In the PySpark aggregation thread, what does the passage between "Aggregations can be" and "df1.groupBy('col5').agg(*aggs).show()", inclusive, read like when you substitute "agg_list" for each "aggs"?

* Text provided *
— Begin —

1

I have a pyspark dataframe that I am grouping by one column, and then I would like to apply several different aggregation functions, including some custom ones, to different columns. So basically what I'd like to do is this (I know the syntax is all wrong, it's just an illustration of what I'd like to do):

fraction  = UserDefinedFunction(lambda x: sum(x)*100/count(col4),DoubleType())
exprs = {x: "sum" for x in [col1,col2,col3]; x: "avg" for x in [col1,col3]; x: "fraction" for x in [col1,col2]}


df1 = df.groupBy(col5).agg(*exprs)

I tried different versions of this, such as agg(sum(df.col1,df.col2,df.col3), avg(df.col1,df.col3), fraction(df.col1,df.col2)), but nothing works.

I'd appreciate your help!

desertnaut
  • 57,590
  • 26
  • 140
  • 166
user3490622
  • 939
  • 2
  • 11
  • 30

1 Answers1

1

Aggregations can be defined as a list and then used with star operators to unpack the list for agg(). In case of custom functions - unfortunatelly pyspark does not support writing User Defined Aggregation Functions yet (see this answer), but in your case you can just combine standard functions to achieve the same effect:

fraction = lambda col: sum(col) / count('col4')
aggs = [sum(x) for x in ['col1', 'col2', 'col3']]  \
    + [avg(x) for x in ['col1', 'col3']] \
    + [fraction(x) for x in ['col1', 'col2']]

df1.groupBy('col5').agg(*aggs).show()
Mariusz
  • 13,481
  • 3
  • 60
  • 64

— End —

* Records provided *
— Begin —

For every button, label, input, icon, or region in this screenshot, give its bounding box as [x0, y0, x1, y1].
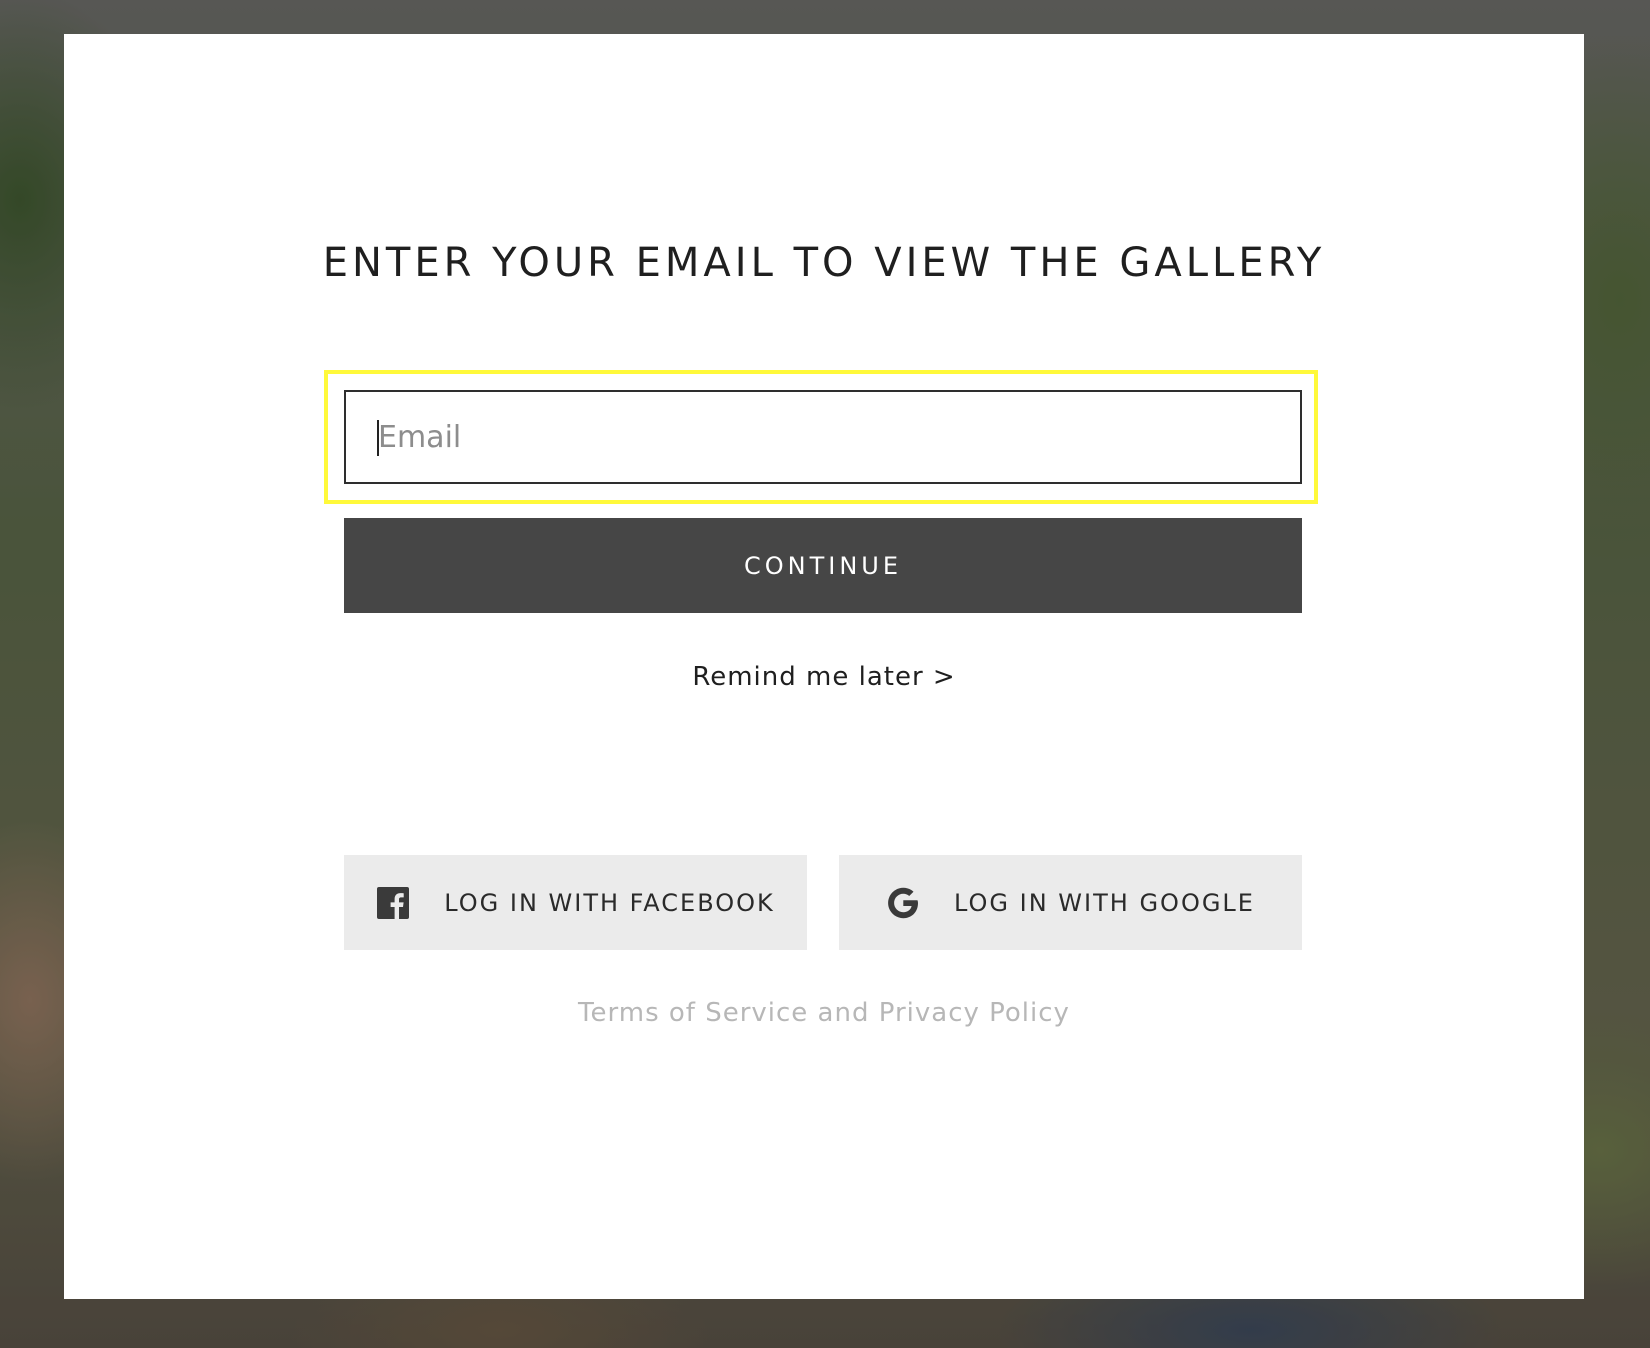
facebook-login-label: LOG IN WITH FACEBOOK [444, 888, 775, 917]
facebook-icon [376, 886, 410, 920]
facebook-login-button[interactable]: LOG IN WITH FACEBOOK [344, 855, 807, 950]
google-login-button[interactable]: LOG IN WITH GOOGLE [839, 855, 1302, 950]
google-icon [886, 886, 920, 920]
remind-me-later-link[interactable]: Remind me later > [64, 662, 1584, 692]
google-login-label: LOG IN WITH GOOGLE [954, 888, 1255, 917]
text-caret [377, 420, 379, 456]
continue-button[interactable]: CONTINUE [344, 518, 1302, 613]
modal-title: ENTER YOUR EMAIL TO VIEW THE GALLERY [322, 240, 1326, 286]
email-gate-modal: ENTER YOUR EMAIL TO VIEW THE GALLERY CON… [64, 34, 1584, 1299]
email-input[interactable] [344, 390, 1302, 484]
terms-privacy-link[interactable]: Terms of Service and Privacy Policy [64, 998, 1584, 1028]
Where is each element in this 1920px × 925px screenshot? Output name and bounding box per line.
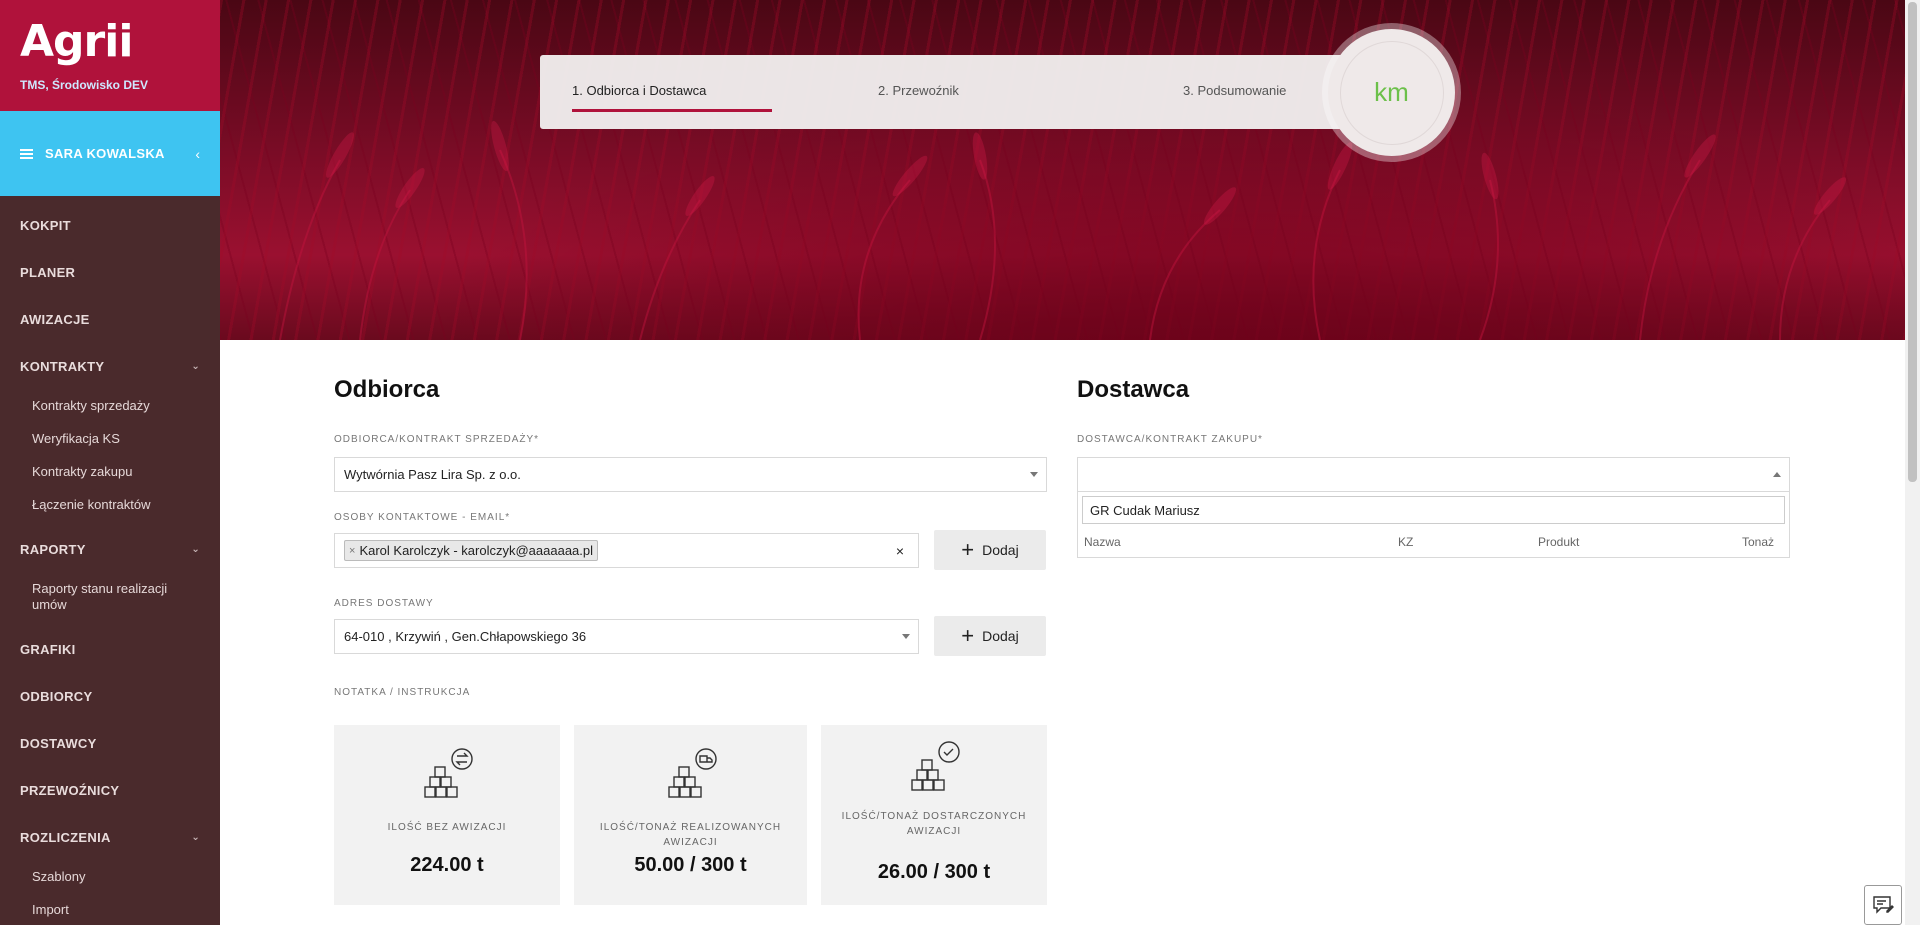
nav-subitem-weryfikacja-ks[interactable]: Weryfikacja KS [0,423,220,456]
contacts-multiselect[interactable]: × Karol Karolczyk - karolczyk@aaaaaaa.pl… [334,533,919,568]
caret-down-icon [1030,472,1038,477]
boxes-exchange-icon [424,748,473,798]
feedback-button[interactable] [1864,885,1902,925]
sidebar: Agrii TMS, Środowisko DEV SARA KOWALSKA … [0,0,220,925]
odbiorca-heading: Odbiorca [334,376,440,403]
nav-subitem-kontrakty-zakupu[interactable]: Kontrakty zakupu [0,456,220,489]
address-value: 64-010 , Krzywiń , Gen.Chłapowskiego 36 [344,629,587,644]
nav-item-grafiki[interactable]: GRAFIKI [0,626,220,673]
add-address-label: Dodaj [982,628,1019,644]
chat-edit-icon [1873,896,1894,914]
dostawca-search-input[interactable]: GR Cudak Mariusz [1082,496,1785,524]
nav-item-planer[interactable]: PLANER [0,249,220,296]
contact-tag-label: Karol Karolczyk - karolczyk@aaaaaaa.pl [359,543,594,558]
nav-item-label: KONTRAKTY [20,359,105,374]
odbiorca-contract-select[interactable]: Wytwórnia Pasz Lira Sp. z o.o. [334,457,1047,492]
nav-item-dostawcy[interactable]: DOSTAWCY [0,720,220,767]
add-address-button[interactable]: + Dodaj [934,616,1046,656]
brand-area: Agrii TMS, Środowisko DEV [0,0,220,111]
nav-item-label: ODBIORCY [20,689,93,704]
column-header-produkt: Produkt [1538,535,1580,549]
stat-card-realizowane: ILOŚĆ/TONAŻ REALIZOWANYCH AWIZACJI 50.00… [574,725,807,905]
nav-subitem-raporty-stanu[interactable]: Raporty stanu realizacji umów [0,573,220,622]
nav-item-label: PRZEWOŹNICY [20,783,120,798]
column-header-nazwa: Nazwa [1084,535,1121,549]
stat-value: 50.00 / 300 t [634,854,747,876]
nav-item-przewoznicy[interactable]: PRZEWOŹNICY [0,767,220,814]
wheat-field-image [279,120,1847,340]
nav-item-label: PLANER [20,265,76,280]
distance-badge: km [1328,29,1455,156]
nav-item-label: ROZLICZENIA [20,830,111,845]
address-label: ADRES DOSTAWY [334,598,434,609]
nav-item-label: RAPORTY [20,542,86,557]
stat-title: ILOŚĆ/TONAŻ DOSTARCZONYCH AWIZACJI [841,811,1027,837]
wizard-stepper: 1. Odbiorca i Dostawca 2. Przewoźnik 3. … [540,55,1395,129]
nav-subitem-kontrakty-sprzedazy[interactable]: Kontrakty sprzedaży [0,390,220,423]
main-nav: KOKPIT PLANER AWIZACJE KONTRAKTY ⌄ Kontra… [0,196,220,925]
chevron-down-icon: ⌄ [191,832,200,843]
chevron-down-icon: ⌄ [191,544,200,555]
column-header-kz: KZ [1398,535,1414,549]
nav-item-label: AWIZACJE [20,312,90,327]
boxes-check-icon [911,741,960,791]
nav-item-kontrakty[interactable]: KONTRAKTY ⌄ [0,343,220,390]
stat-title: ILOŚĆ/TONAŻ REALIZOWANYCH AWIZACJI [599,822,782,848]
caret-up-icon [1773,472,1781,477]
environment-label: TMS, Środowisko DEV [20,78,149,92]
step-odbiorca-dostawca[interactable]: 1. Odbiorca i Dostawca [572,83,706,98]
stat-value: 224.00 t [410,854,484,876]
menu-icon[interactable] [20,148,33,159]
nav-item-raporty[interactable]: RAPORTY ⌄ [0,526,220,573]
nav-item-odbiorcy[interactable]: ODBIORCY [0,673,220,720]
stat-title: ILOŚĆ BEZ AWIZACJI [387,822,507,833]
stat-value: 26.00 / 300 t [877,861,991,883]
main-content: Odbiorca ODBIORCA/KONTRAKT SPRZEDAŻY* Wy… [220,340,1905,925]
agrii-logo[interactable]: Agrii [20,18,200,66]
odbiorca-contract-value: Wytwórnia Pasz Lira Sp. z o.o. [344,467,521,482]
nav-subitem-laczenie-kontraktow[interactable]: Łączenie kontraktów [0,489,220,522]
plus-icon: + [961,537,975,562]
hero-banner [220,0,1905,340]
odbiorca-contract-label: ODBIORCA/KONTRAKT SPRZEDAŻY* [334,434,540,445]
add-contact-label: Dodaj [982,542,1019,558]
nav-item-awizacje[interactable]: AWIZACJE [0,296,220,343]
dostawca-heading: Dostawca [1077,376,1190,403]
plus-icon: + [961,623,975,648]
active-step-indicator [572,109,772,112]
column-header-tonaz: Tonaż [1742,535,1775,549]
scrollbar-thumb[interactable] [1908,2,1917,482]
nav-subitem-import[interactable]: Import [0,894,220,925]
page-scrollbar[interactable] [1905,0,1920,925]
distance-value: km [1339,40,1444,145]
add-contact-button[interactable]: + Dodaj [934,530,1046,570]
nav-item-rozliczenia[interactable]: ROZLICZENIA ⌄ [0,814,220,861]
step-podsumowanie[interactable]: 3. Podsumowanie [1183,83,1286,98]
contacts-label: OSOBY KONTAKTOWE - EMAIL* [334,512,511,523]
nav-item-label: DOSTAWCY [20,736,97,751]
nav-item-label: KOKPIT [20,218,71,233]
stat-card-bez-awizacji: ILOŚĆ BEZ AWIZACJI 224.00 t [334,725,560,905]
chevron-down-icon: ⌄ [191,361,200,372]
stat-card-dostarczone: ILOŚĆ/TONAŻ DOSTARCZONYCH AWIZACJI 26.00… [821,725,1047,905]
dostawca-contract-label: DOSTAWCA/KONTRAKT ZAKUPU* [1077,434,1263,445]
user-name: SARA KOWALSKA [45,146,165,161]
dostawca-contract-select[interactable] [1077,457,1790,492]
caret-down-icon [902,634,910,639]
address-select[interactable]: 64-010 , Krzywiń , Gen.Chłapowskiego 36 [334,619,919,654]
dostawca-dropdown: GR Cudak Mariusz Nazwa KZ Produkt Tonaż [1077,492,1790,558]
nav-subitem-szablony[interactable]: Szablony [0,861,220,894]
chevron-left-icon[interactable]: ‹ [195,146,200,162]
boxes-truck-icon [667,748,717,798]
remove-tag-icon[interactable]: × [349,545,355,557]
step-przewoznik[interactable]: 2. Przewoźnik [878,83,959,98]
contact-tag: × Karol Karolczyk - karolczyk@aaaaaaa.pl [344,540,599,561]
nav-item-kokpit[interactable]: KOKPIT [0,202,220,249]
nav-item-label: GRAFIKI [20,642,76,657]
clear-icon[interactable]: × [896,543,904,559]
note-label[interactable]: NOTATKA / INSTRUKCJA [334,687,470,698]
user-bar[interactable]: SARA KOWALSKA ‹ [0,111,220,196]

— End —

* Full response *
Aggregations can be defined as a list and then used with star operators to unpack the list for agg(). In case of custom functions - unfortunatelly pyspark does not support writing User Defined Aggregation Functions yet (see this answer), but in your case you can just combine standard functions to achieve the same effect:

fraction = lambda col: sum(col) / count('col4')
agg_list = [sum(x) for x in ['col1', 'col2', 'col3']]  \
    + [avg(x) for x in ['col1', 'col3']] \
    + [fraction(x) for x in ['col1', 'col2']]

df1.groupBy('col5').agg(*agg_list).show()